## DATA SHOWN
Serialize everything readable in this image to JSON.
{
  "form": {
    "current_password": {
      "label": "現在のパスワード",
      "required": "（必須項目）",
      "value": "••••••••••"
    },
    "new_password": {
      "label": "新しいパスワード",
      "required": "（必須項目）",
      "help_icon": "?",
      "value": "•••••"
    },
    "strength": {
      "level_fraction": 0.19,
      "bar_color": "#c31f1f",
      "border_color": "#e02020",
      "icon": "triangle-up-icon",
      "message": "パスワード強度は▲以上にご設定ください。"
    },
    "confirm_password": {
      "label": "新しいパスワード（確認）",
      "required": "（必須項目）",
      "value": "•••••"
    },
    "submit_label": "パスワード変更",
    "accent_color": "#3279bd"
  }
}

## WHAT TO PRODUCE
Return the entries above exactly, each one complete.

## FULL OUTPUT
Serialize everything readable in this image to JSON.
{
  "form": {
    "current_password": {
      "label": "現在のパスワード",
      "required": "（必須項目）",
      "value": "••••••••••"
    },
    "new_password": {
      "label": "新しいパスワード",
      "required": "（必須項目）",
      "help_icon": "?",
      "value": "•••••"
    },
    "strength": {
      "level_fraction": 0.19,
      "bar_color": "#c31f1f",
      "border_color": "#e02020",
      "icon": "triangle-up-icon",
      "message": "パスワード強度は▲以上にご設定ください。"
    },
    "confirm_password": {
      "label": "新しいパスワード（確認）",
      "required": "（必須項目）",
      "value": "•••••"
    },
    "submit_label": "パスワード変更",
    "accent_color": "#3279bd"
  }
}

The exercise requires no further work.